_Required task_
Tally the lines holding the word "this" and state the count by itself.

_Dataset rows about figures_
---------------
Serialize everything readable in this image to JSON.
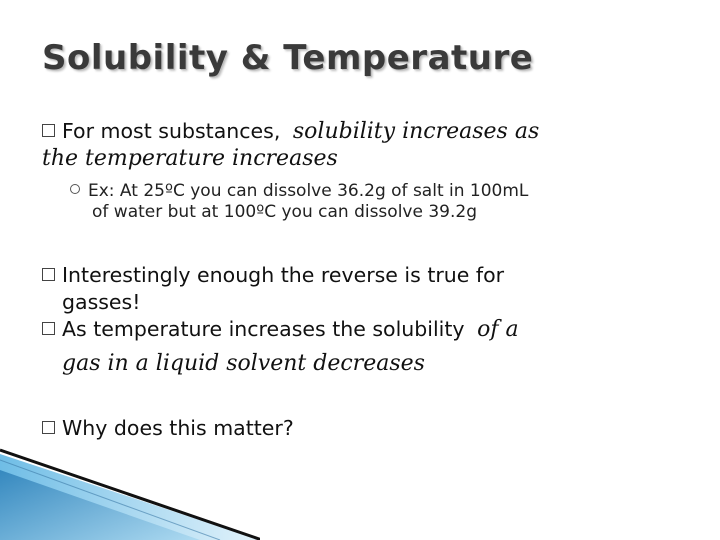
{
  "slide": {
    "title": "Solubility & Temperature",
    "bullet1": {
      "marker": "",
      "plain": "For most substances,",
      "emphasis1": "solubility increases as",
      "emphasis2": "the temperature increases"
    },
    "sub1": {
      "line1": "Ex: At 25ºC you can dissolve 36.2g of salt in 100mL",
      "line2": "of water but at 100ºC you can dissolve 39.2g"
    },
    "bullet2": {
      "line1": "Interestingly enough the reverse is true for",
      "line2": "gasses!"
    },
    "bullet3": {
      "plain": "As temperature increases the solubility",
      "emphasis1": "of a",
      "emphasis2": "gas in a liquid solvent decreases"
    },
    "bullet4": {
      "text": "Why does this matter?"
    },
    "colors": {
      "title": "#3a3a3a",
      "accent_blue": "#4aa3d6"
    }
  }
}
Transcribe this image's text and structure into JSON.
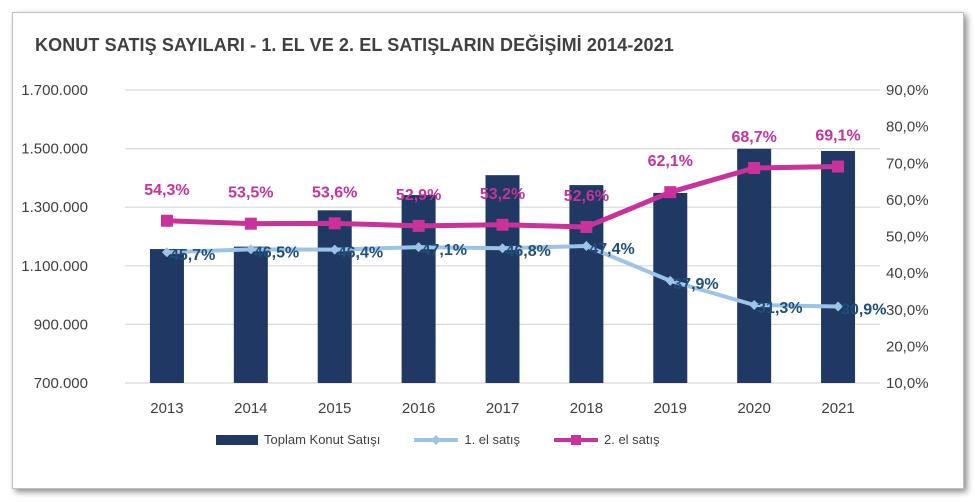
{
  "chart_data": {
    "type": "bar+line",
    "title": "KONUT SATIŞ SAYILARI - 1. EL VE 2. EL SATIŞLARIN DEĞİŞİMİ 2014-2021",
    "categories": [
      "2013",
      "2014",
      "2015",
      "2016",
      "2017",
      "2018",
      "2019",
      "2020",
      "2021"
    ],
    "y_left": {
      "range": [
        700000,
        1700000
      ],
      "ticks": [
        "700.000",
        "900.000",
        "1.100.000",
        "1.300.000",
        "1.500.000",
        "1.700.000"
      ]
    },
    "y_right": {
      "range": [
        10,
        90
      ],
      "ticks": [
        "10,0%",
        "20,0%",
        "30,0%",
        "40,0%",
        "50,0%",
        "60,0%",
        "70,0%",
        "80,0%",
        "90,0%"
      ]
    },
    "grid": true,
    "legend_position": "bottom",
    "series": [
      {
        "name": "Toplam Konut Satışı",
        "type": "bar",
        "axis": "left",
        "color": "#1f3864",
        "values": [
          1157190,
          1165381,
          1289320,
          1341453,
          1409314,
          1375398,
          1348729,
          1499316,
          1491856
        ]
      },
      {
        "name": "1. el satış",
        "type": "line",
        "axis": "right",
        "color": "#9dc3e6",
        "label_color": "#1f4e79",
        "values": [
          45.7,
          46.5,
          46.4,
          47.1,
          46.8,
          47.4,
          37.9,
          31.3,
          30.9
        ],
        "labels": [
          "45,7%",
          "46,5%",
          "46,4%",
          "47,1%",
          "46,8%",
          "47,4%",
          "37,9%",
          "31,3%",
          "30,9%"
        ]
      },
      {
        "name": "2. el satış",
        "type": "line",
        "axis": "right",
        "color": "#c8329a",
        "label_color": "#c8329a",
        "values": [
          54.3,
          53.5,
          53.6,
          52.9,
          53.2,
          52.6,
          62.1,
          68.7,
          69.1
        ],
        "labels": [
          "54,3%",
          "53,5%",
          "53,6%",
          "52,9%",
          "53,2%",
          "52,6%",
          "62,1%",
          "68,7%",
          "69,1%"
        ]
      }
    ]
  }
}
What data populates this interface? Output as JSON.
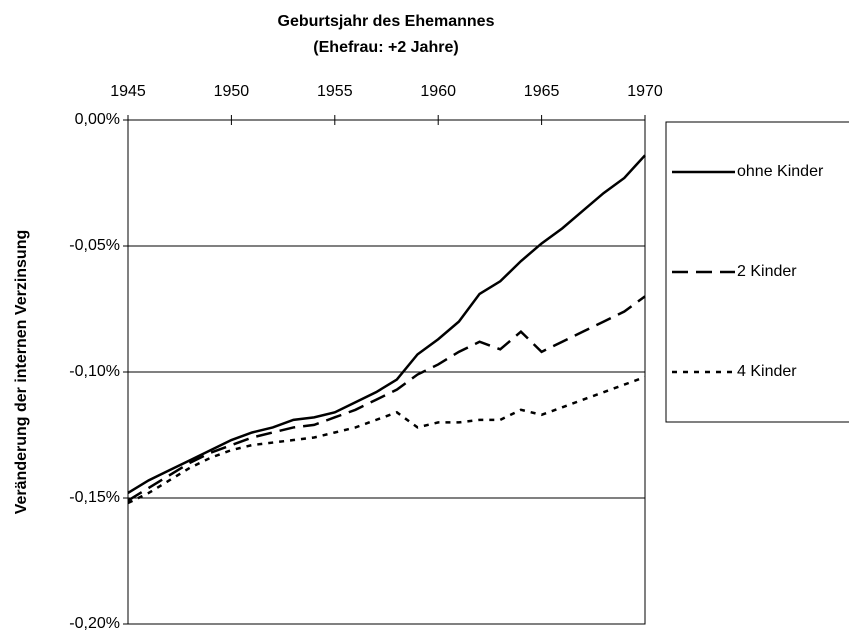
{
  "chart_data": {
    "type": "line",
    "title": "Geburtsjahr des Ehemannes",
    "subtitle": "(Ehefrau: +2 Jahre)",
    "y_label": "Veränderung der internen Verzinsung",
    "x": [
      1945,
      1946,
      1947,
      1948,
      1949,
      1950,
      1951,
      1952,
      1953,
      1954,
      1955,
      1956,
      1957,
      1958,
      1959,
      1960,
      1961,
      1962,
      1963,
      1964,
      1965,
      1966,
      1967,
      1968,
      1969,
      1970
    ],
    "xlim": [
      1945,
      1970
    ],
    "xticks": [
      1945,
      1950,
      1955,
      1960,
      1965,
      1970
    ],
    "ylim": [
      -0.2,
      0
    ],
    "yticks": [
      {
        "value": 0,
        "label": "0,00%"
      },
      {
        "value": -0.05,
        "label": "-0,05%"
      },
      {
        "value": -0.1,
        "label": "-0,10%"
      },
      {
        "value": -0.15,
        "label": "-0,15%"
      },
      {
        "value": -0.2,
        "label": "-0,20%"
      }
    ],
    "grid": true,
    "legend": "right",
    "series": [
      {
        "name": "ohne Kinder",
        "color": "#000000",
        "dash": "solid",
        "values": [
          -0.148,
          -0.143,
          -0.139,
          -0.135,
          -0.131,
          -0.127,
          -0.124,
          -0.122,
          -0.119,
          -0.118,
          -0.116,
          -0.112,
          -0.108,
          -0.103,
          -0.093,
          -0.087,
          -0.08,
          -0.069,
          -0.064,
          -0.056,
          -0.049,
          -0.043,
          -0.036,
          -0.029,
          -0.023,
          -0.014
        ]
      },
      {
        "name": "2 Kinder",
        "color": "#000000",
        "dash": "dashed",
        "values": [
          -0.151,
          -0.146,
          -0.141,
          -0.136,
          -0.132,
          -0.129,
          -0.126,
          -0.124,
          -0.122,
          -0.121,
          -0.118,
          -0.115,
          -0.111,
          -0.107,
          -0.101,
          -0.097,
          -0.092,
          -0.088,
          -0.091,
          -0.084,
          -0.092,
          -0.088,
          -0.084,
          -0.08,
          -0.076,
          -0.07
        ]
      },
      {
        "name": "4 Kinder",
        "color": "#000000",
        "dash": "dotted",
        "values": [
          -0.152,
          -0.148,
          -0.143,
          -0.138,
          -0.134,
          -0.131,
          -0.129,
          -0.128,
          -0.127,
          -0.126,
          -0.124,
          -0.122,
          -0.119,
          -0.116,
          -0.122,
          -0.12,
          -0.12,
          -0.119,
          -0.119,
          -0.115,
          -0.117,
          -0.114,
          -0.111,
          -0.108,
          -0.105,
          -0.102
        ]
      }
    ]
  }
}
---------------
_Full output_
4